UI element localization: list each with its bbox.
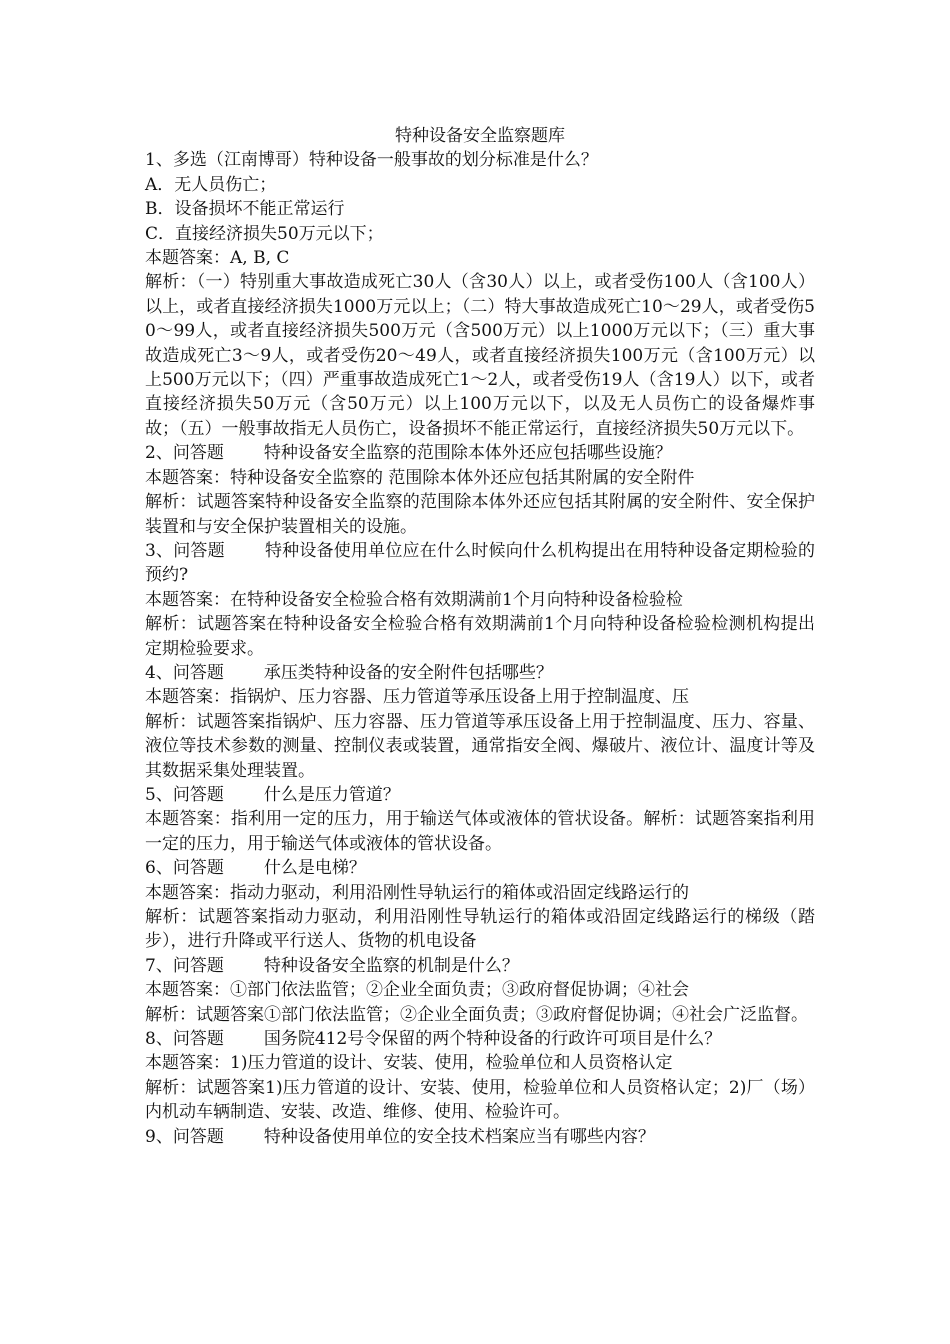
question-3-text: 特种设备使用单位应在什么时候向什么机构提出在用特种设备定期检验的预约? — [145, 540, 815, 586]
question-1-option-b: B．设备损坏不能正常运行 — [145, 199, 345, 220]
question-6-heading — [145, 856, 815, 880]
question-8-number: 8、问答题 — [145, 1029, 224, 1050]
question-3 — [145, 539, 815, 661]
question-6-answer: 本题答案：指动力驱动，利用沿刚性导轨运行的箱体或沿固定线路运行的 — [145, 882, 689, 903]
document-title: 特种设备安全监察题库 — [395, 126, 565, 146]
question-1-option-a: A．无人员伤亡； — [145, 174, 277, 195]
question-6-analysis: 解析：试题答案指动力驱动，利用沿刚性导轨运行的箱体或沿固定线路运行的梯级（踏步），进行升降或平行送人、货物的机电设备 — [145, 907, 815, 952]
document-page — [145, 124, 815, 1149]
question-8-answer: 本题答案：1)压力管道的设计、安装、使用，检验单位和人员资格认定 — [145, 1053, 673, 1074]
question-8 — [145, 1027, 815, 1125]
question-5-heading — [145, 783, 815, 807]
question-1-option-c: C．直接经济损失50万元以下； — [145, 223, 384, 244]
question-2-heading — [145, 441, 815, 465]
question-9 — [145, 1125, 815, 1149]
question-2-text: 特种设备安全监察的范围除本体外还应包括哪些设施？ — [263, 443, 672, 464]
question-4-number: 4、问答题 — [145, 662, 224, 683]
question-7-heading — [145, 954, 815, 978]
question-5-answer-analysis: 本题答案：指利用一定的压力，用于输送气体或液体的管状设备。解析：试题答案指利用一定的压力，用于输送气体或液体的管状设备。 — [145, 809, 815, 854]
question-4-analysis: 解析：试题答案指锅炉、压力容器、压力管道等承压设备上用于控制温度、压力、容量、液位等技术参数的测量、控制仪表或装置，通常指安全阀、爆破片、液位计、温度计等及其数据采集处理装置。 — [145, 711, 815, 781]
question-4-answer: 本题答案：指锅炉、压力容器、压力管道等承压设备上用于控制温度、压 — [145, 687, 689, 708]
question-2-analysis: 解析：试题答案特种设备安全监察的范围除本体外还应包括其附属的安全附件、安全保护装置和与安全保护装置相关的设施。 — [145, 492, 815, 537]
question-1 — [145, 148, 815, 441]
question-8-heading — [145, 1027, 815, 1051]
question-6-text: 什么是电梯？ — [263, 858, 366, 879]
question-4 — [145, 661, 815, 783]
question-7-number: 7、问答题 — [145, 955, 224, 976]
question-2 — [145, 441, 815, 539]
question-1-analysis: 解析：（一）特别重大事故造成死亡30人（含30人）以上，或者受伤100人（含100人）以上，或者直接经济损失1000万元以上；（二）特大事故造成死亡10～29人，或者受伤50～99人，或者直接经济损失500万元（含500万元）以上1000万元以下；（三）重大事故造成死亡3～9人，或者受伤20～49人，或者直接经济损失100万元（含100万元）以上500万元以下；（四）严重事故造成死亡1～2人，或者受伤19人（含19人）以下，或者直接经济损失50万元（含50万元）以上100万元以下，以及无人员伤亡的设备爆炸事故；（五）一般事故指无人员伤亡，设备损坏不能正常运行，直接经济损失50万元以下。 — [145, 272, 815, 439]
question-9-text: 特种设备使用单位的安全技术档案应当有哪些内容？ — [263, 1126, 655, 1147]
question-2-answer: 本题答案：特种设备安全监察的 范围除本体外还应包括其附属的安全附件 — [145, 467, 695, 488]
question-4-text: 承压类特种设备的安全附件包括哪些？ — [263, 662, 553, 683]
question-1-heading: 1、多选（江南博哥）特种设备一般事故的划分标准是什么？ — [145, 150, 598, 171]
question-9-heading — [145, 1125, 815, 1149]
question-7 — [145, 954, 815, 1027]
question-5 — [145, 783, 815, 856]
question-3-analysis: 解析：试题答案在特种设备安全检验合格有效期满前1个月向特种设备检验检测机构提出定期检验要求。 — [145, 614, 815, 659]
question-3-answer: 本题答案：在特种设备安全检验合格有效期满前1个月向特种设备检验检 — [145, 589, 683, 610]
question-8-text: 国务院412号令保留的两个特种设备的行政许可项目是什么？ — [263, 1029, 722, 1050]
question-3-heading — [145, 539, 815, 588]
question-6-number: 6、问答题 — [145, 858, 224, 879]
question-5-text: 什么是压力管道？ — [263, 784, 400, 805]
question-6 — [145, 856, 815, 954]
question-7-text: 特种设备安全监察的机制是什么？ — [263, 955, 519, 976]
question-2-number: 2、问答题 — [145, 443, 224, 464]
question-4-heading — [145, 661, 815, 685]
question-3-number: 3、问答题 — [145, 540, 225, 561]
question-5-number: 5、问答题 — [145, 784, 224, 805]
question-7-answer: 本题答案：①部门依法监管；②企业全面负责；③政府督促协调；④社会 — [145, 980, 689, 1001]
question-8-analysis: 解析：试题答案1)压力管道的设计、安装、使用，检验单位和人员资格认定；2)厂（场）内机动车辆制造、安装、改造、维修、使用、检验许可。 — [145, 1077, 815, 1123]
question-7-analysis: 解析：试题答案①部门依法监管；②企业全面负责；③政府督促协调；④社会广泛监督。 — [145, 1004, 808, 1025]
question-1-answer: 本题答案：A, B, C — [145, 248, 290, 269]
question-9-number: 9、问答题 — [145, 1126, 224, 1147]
---
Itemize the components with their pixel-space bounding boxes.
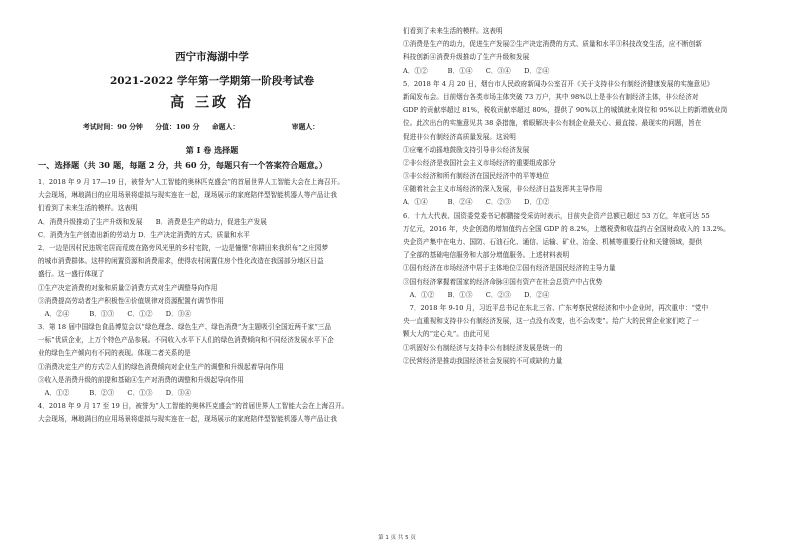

#### What you should do
Retype the rows above, starting at the line that contains "UI element localization: list" and stopping after the line that contains "question-8-answer: 本题答案：1)压力管道的设计、安装、使用，检验单位和人员资格认定 —", with both of those lines included. Leave the pictures out of your copy.

#### Written solution
UI element localization: list each with its bbox.
question-3-text: 特种设备使用单位应在什么时候向什么机构提出在用特种设备定期检验的预约? — [145, 540, 815, 586]
question-1-option-b: B．设备损坏不能正常运行 — [145, 199, 345, 220]
question-6-heading — [145, 856, 815, 880]
question-8-number: 8、问答题 — [145, 1029, 224, 1050]
question-3 — [145, 539, 815, 661]
question-6-answer: 本题答案：指动力驱动，利用沿刚性导轨运行的箱体或沿固定线路运行的 — [145, 882, 689, 903]
document-title: 特种设备安全监察题库 — [395, 126, 565, 146]
question-1-option-a: A．无人员伤亡； — [145, 174, 277, 195]
question-6-analysis: 解析：试题答案指动力驱动，利用沿刚性导轨运行的箱体或沿固定线路运行的梯级（踏步），进行升降或平行送人、货物的机电设备 — [145, 907, 815, 952]
document-page — [145, 124, 815, 1149]
question-8-answer: 本题答案：1)压力管道的设计、安装、使用，检验单位和人员资格认定 — [145, 1053, 673, 1074]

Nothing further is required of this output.